##### Data for this exercise
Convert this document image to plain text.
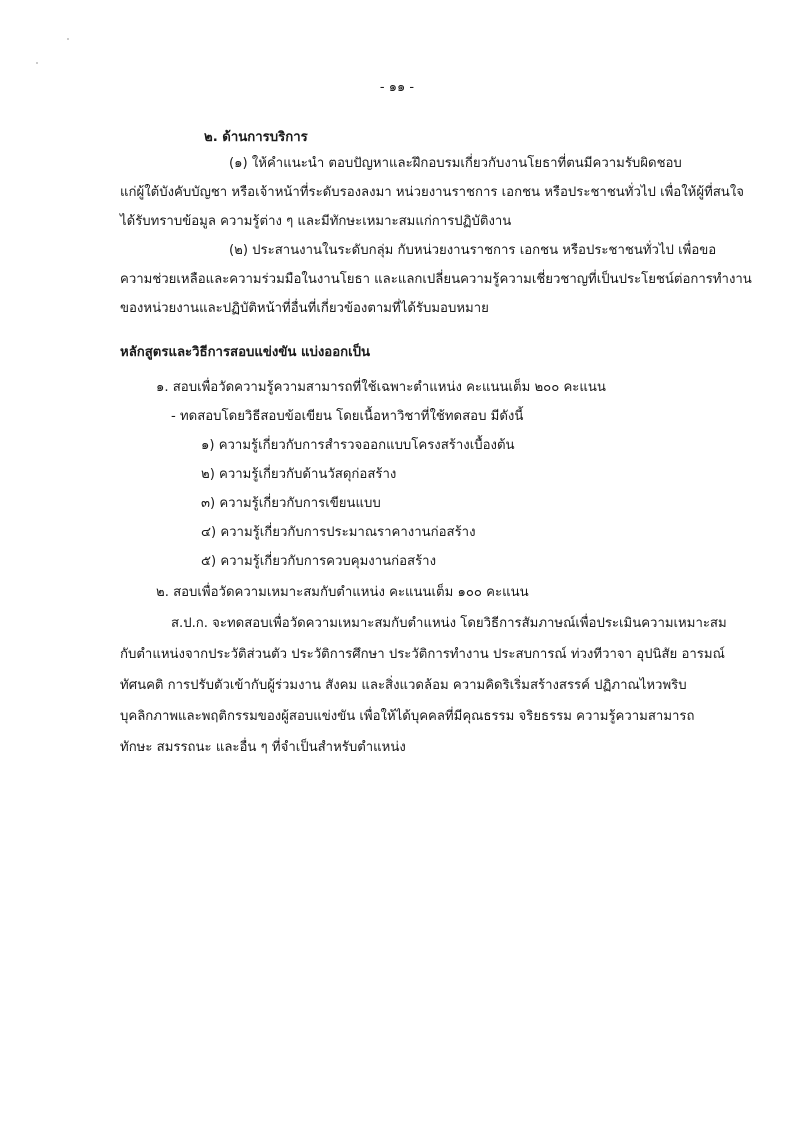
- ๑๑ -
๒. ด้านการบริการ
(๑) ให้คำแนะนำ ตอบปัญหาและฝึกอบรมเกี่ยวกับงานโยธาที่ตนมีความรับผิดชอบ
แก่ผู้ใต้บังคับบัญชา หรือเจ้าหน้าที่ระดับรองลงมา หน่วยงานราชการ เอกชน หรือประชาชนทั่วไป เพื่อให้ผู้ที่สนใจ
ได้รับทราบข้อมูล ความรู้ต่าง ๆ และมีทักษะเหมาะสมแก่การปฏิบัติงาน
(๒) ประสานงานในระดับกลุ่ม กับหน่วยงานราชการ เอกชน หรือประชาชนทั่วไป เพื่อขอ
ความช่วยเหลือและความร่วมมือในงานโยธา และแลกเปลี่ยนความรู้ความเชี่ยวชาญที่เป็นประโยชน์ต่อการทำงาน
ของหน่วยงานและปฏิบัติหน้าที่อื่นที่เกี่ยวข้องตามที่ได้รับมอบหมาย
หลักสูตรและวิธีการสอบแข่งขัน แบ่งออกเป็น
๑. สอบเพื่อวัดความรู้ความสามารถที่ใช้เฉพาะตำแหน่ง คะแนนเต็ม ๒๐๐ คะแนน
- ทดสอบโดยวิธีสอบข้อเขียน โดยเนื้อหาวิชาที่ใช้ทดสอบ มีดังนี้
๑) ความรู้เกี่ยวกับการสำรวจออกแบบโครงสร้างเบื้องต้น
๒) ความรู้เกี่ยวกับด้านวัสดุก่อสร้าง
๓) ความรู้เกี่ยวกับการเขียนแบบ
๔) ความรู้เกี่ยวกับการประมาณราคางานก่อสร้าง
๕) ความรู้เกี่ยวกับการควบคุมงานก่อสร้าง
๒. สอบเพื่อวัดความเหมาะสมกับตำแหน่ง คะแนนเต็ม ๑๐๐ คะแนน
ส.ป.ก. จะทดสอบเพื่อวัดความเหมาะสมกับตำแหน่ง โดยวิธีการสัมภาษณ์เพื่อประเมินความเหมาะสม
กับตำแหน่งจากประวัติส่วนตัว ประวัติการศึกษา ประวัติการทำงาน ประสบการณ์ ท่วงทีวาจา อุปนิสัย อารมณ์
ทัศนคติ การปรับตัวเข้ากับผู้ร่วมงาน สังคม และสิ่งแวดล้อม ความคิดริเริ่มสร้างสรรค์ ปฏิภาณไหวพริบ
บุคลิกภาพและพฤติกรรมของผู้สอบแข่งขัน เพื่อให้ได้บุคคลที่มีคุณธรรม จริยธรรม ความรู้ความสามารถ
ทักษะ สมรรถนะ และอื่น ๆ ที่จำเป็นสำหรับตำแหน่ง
##########
=== Required work ===
Tell how many lines above contain the word "ดความเหมาะสมก". Give the number alone.

=== Complete output ===
2